Write out each line exactly as given. Leave the pictures out of your copy.

■ **Data shown**
···
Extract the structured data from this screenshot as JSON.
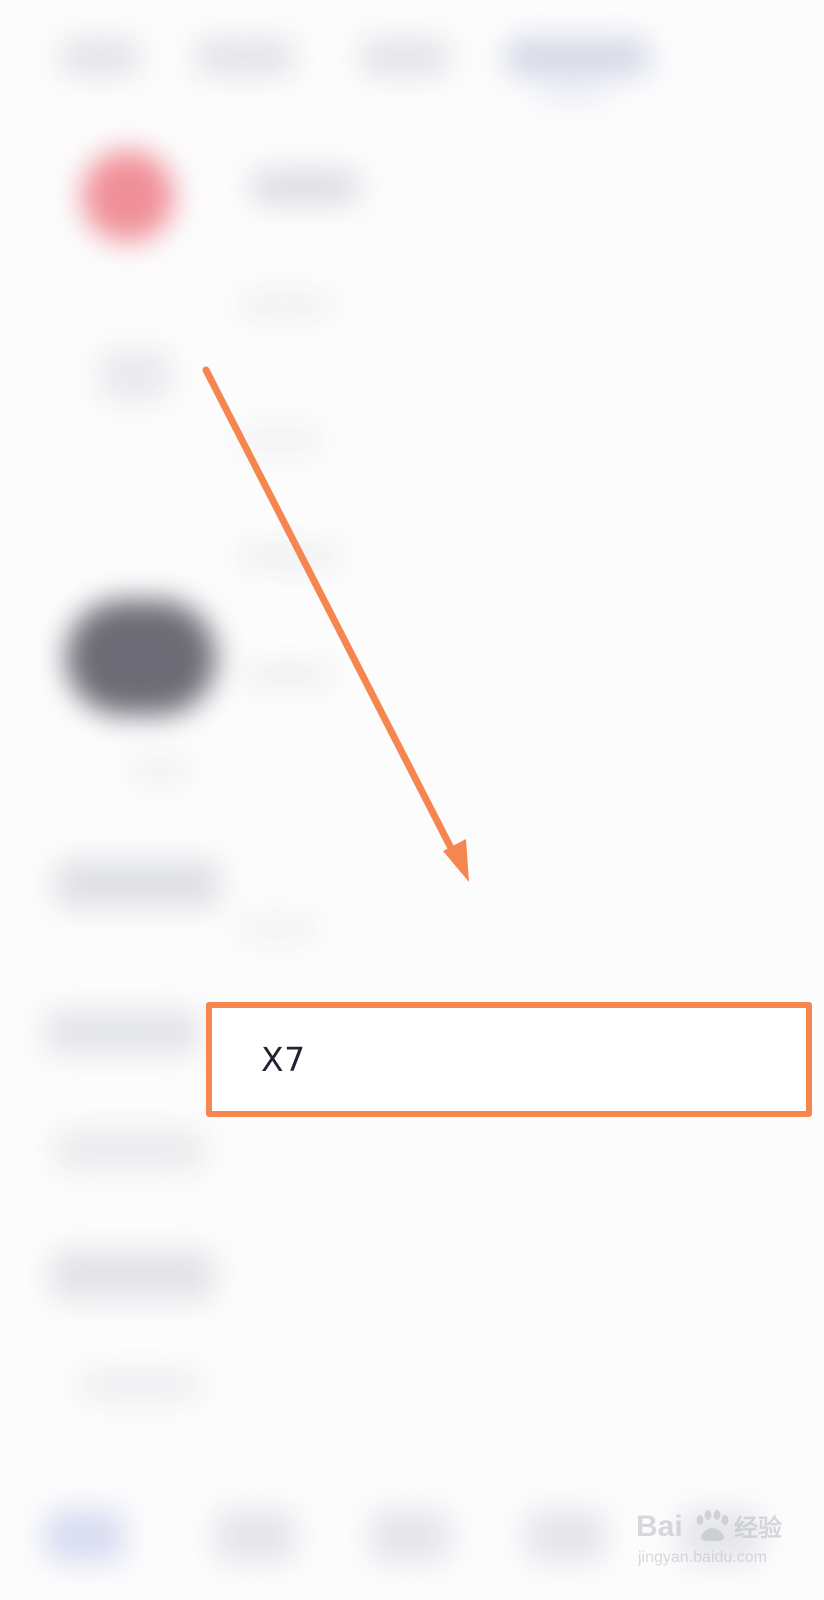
{
  "highlighted_option": {
    "label": "X7"
  },
  "watermark": {
    "brand": "Baidu经验",
    "url": "jingyan.baidu.com"
  },
  "colors": {
    "annotation": "#f5864f",
    "text": "#1e2430",
    "background": "#fcfcfd"
  }
}
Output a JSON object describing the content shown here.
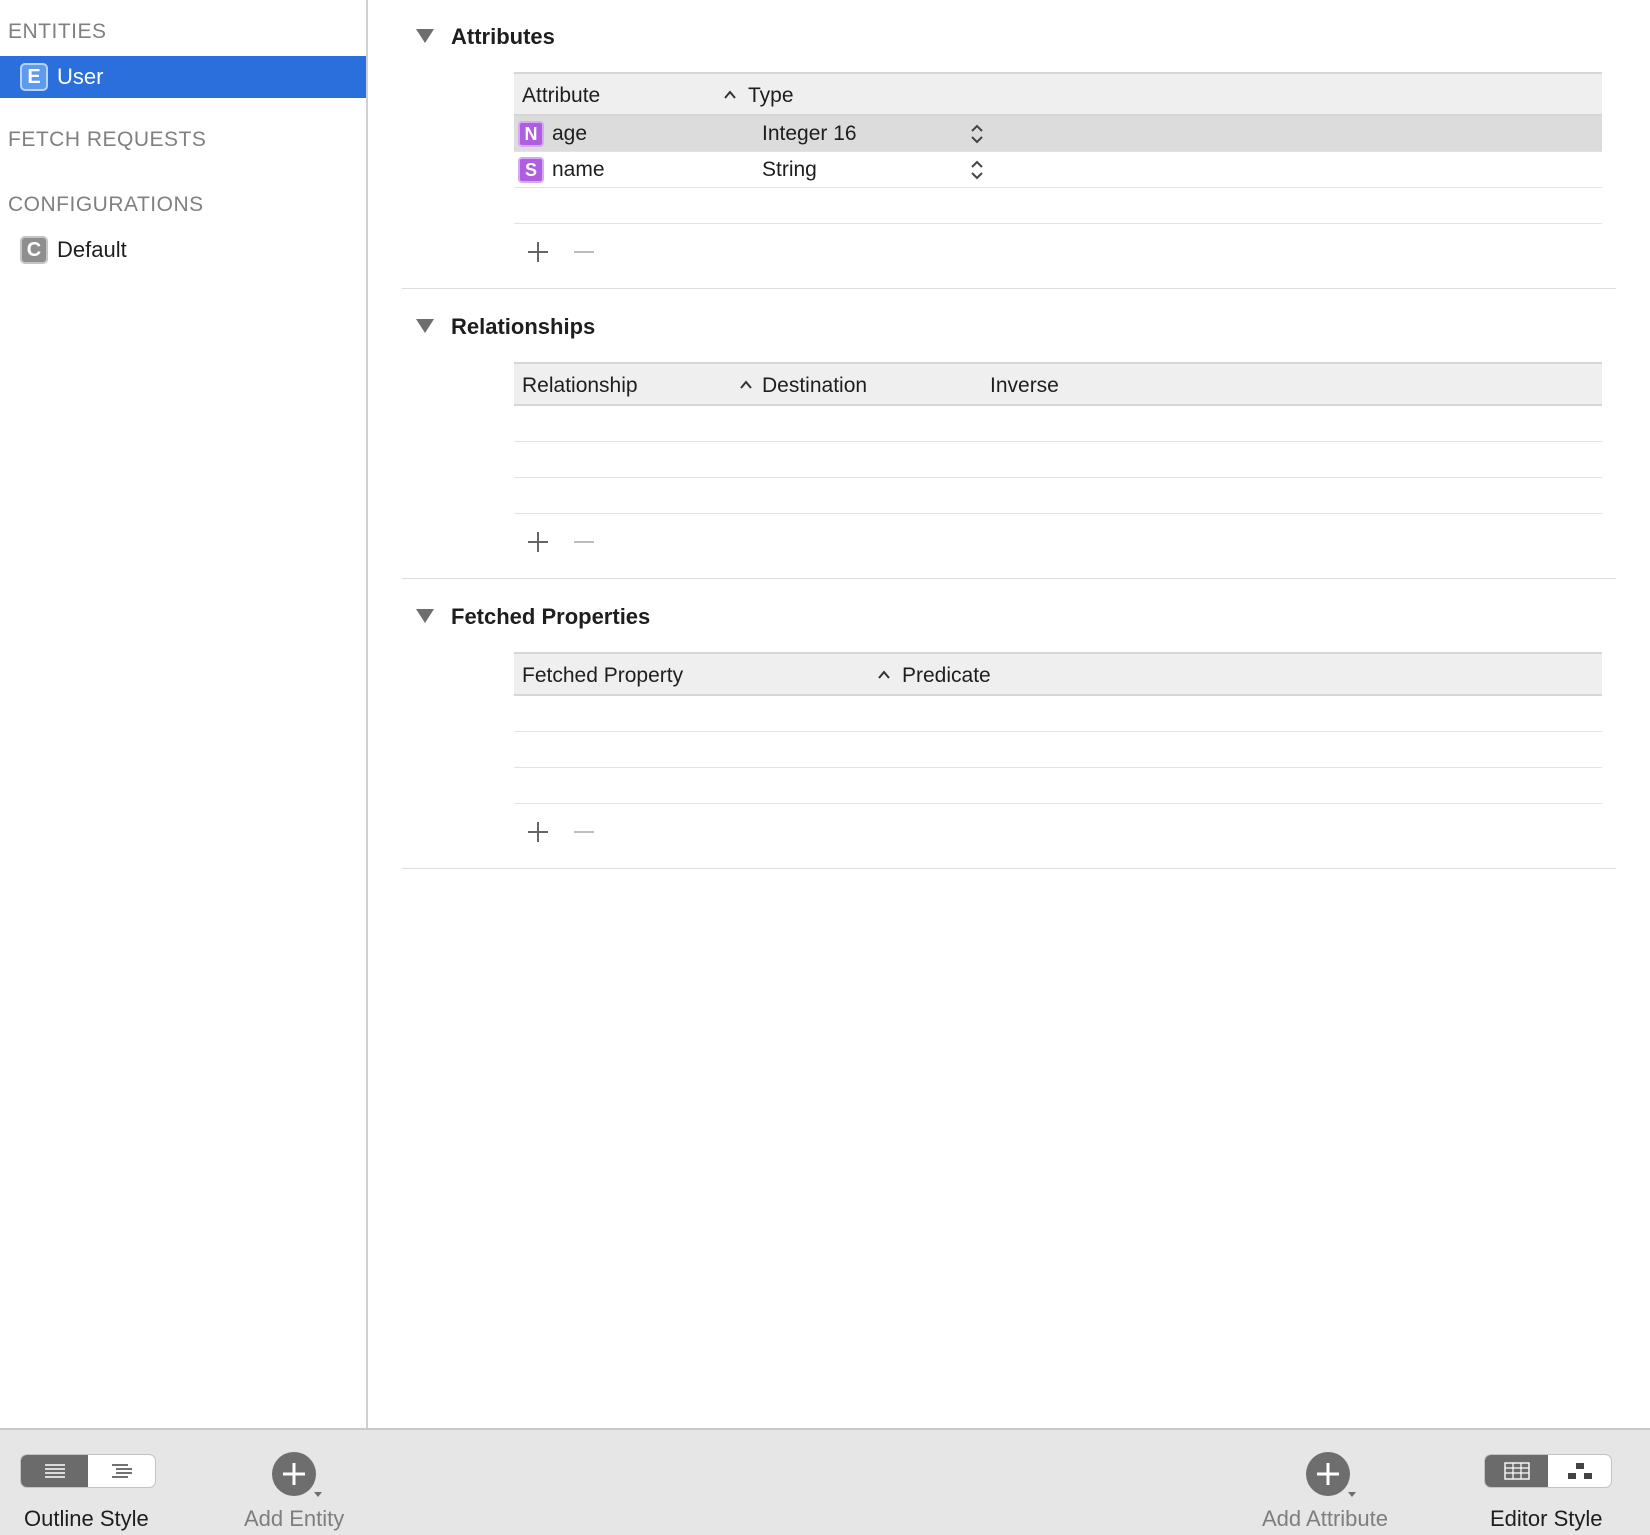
···
■ **Response to the task**
Extract the structured data from this screenshot as JSON.
{
  "highlighted_option": {
    "label": "X7"
  },
  "watermark": {
    "brand": "Baidu经验",
    "url": "jingyan.baidu.com"
  },
  "colors": {
    "annotation": "#f5864f",
    "text": "#1e2430",
    "background": "#fcfcfd"
  }
}
Output a JSON object describing the content shown here.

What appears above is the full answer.